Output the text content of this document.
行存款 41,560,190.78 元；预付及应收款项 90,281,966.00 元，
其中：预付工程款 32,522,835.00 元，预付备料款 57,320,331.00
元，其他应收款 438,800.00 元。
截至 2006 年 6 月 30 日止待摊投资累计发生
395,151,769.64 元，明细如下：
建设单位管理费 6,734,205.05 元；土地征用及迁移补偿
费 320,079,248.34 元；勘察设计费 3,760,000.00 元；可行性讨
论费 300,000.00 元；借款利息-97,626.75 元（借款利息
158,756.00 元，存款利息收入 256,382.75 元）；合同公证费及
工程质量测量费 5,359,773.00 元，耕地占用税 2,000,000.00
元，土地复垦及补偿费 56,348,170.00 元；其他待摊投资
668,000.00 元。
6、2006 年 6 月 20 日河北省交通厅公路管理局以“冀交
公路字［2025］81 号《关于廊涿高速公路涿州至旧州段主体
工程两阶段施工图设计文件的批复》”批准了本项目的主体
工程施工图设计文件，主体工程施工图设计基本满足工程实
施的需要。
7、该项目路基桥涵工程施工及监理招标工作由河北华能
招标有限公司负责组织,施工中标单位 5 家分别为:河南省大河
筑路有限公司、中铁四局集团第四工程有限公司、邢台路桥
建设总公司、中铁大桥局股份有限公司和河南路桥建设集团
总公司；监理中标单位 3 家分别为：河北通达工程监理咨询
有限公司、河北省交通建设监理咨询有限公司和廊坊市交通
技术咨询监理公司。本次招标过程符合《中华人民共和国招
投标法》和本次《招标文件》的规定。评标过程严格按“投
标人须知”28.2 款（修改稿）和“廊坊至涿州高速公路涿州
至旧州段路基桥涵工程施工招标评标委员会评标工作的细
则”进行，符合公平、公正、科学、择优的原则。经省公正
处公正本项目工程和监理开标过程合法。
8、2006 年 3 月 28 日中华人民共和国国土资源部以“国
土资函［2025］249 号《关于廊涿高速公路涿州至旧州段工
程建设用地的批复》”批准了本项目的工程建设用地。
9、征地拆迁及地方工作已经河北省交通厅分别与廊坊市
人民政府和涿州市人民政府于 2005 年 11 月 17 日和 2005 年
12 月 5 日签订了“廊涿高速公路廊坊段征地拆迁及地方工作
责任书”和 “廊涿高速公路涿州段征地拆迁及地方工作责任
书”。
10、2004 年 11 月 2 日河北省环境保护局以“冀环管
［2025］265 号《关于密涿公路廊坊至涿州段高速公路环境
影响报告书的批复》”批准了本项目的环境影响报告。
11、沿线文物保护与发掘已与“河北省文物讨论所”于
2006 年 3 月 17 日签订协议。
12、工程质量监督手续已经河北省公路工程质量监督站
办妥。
- - - - - - -
:: Short task ::
Repeat each record exactly, leaving nothing out.

:: Answer to this exercise ::
Output the text content of this document.
行存款 41,560,190.78 元；预付及应收款项 90,281,966.00 元，
其中：预付工程款 32,522,835.00 元，预付备料款 57,320,331.00
元，其他应收款 438,800.00 元。
截至 2006 年 6 月 30 日止待摊投资累计发生
395,151,769.64 元，明细如下：
建设单位管理费 6,734,205.05 元；土地征用及迁移补偿
费 320,079,248.34 元；勘察设计费 3,760,000.00 元；可行性讨
论费 300,000.00 元；借款利息-97,626.75 元（借款利息
158,756.00 元，存款利息收入 256,382.75 元）；合同公证费及
工程质量测量费 5,359,773.00 元，耕地占用税 2,000,000.00
元，土地复垦及补偿费 56,348,170.00 元；其他待摊投资
668,000.00 元。
6、2006 年 6 月 20 日河北省交通厅公路管理局以“冀交
公路字［2025］81 号《关于廊涿高速公路涿州至旧州段主体
工程两阶段施工图设计文件的批复》”批准了本项目的主体
工程施工图设计文件，主体工程施工图设计基本满足工程实
施的需要。
7、该项目路基桥涵工程施工及监理招标工作由河北华能
招标有限公司负责组织,施工中标单位 5 家分别为:河南省大河
筑路有限公司、中铁四局集团第四工程有限公司、邢台路桥
建设总公司、中铁大桥局股份有限公司和河南路桥建设集团
总公司；监理中标单位 3 家分别为：河北通达工程监理咨询
有限公司、河北省交通建设监理咨询有限公司和廊坊市交通
技术咨询监理公司。本次招标过程符合《中华人民共和国招
投标法》和本次《招标文件》的规定。评标过程严格按“投
标人须知”28.2 款（修改稿）和“廊坊至涿州高速公路涿州
至旧州段路基桥涵工程施工招标评标委员会评标工作的细
则”进行，符合公平、公正、科学、择优的原则。经省公正
处公正本项目工程和监理开标过程合法。
8、2006 年 3 月 28 日中华人民共和国国土资源部以“国
土资函［2025］249 号《关于廊涿高速公路涿州至旧州段工
程建设用地的批复》”批准了本项目的工程建设用地。
9、征地拆迁及地方工作已经河北省交通厅分别与廊坊市
人民政府和涿州市人民政府于 2005 年 11 月 17 日和 2005 年
12 月 5 日签订了“廊涿高速公路廊坊段征地拆迁及地方工作
责任书”和 “廊涿高速公路涿州段征地拆迁及地方工作责任
书”。
10、2004 年 11 月 2 日河北省环境保护局以“冀环管
［2025］265 号《关于密涿公路廊坊至涿州段高速公路环境
影响报告书的批复》”批准了本项目的环境影响报告。
11、沿线文物保护与发掘已与“河北省文物讨论所”于
2006 年 3 月 17 日签订协议。
12、工程质量监督手续已经河北省公路工程质量监督站
办妥。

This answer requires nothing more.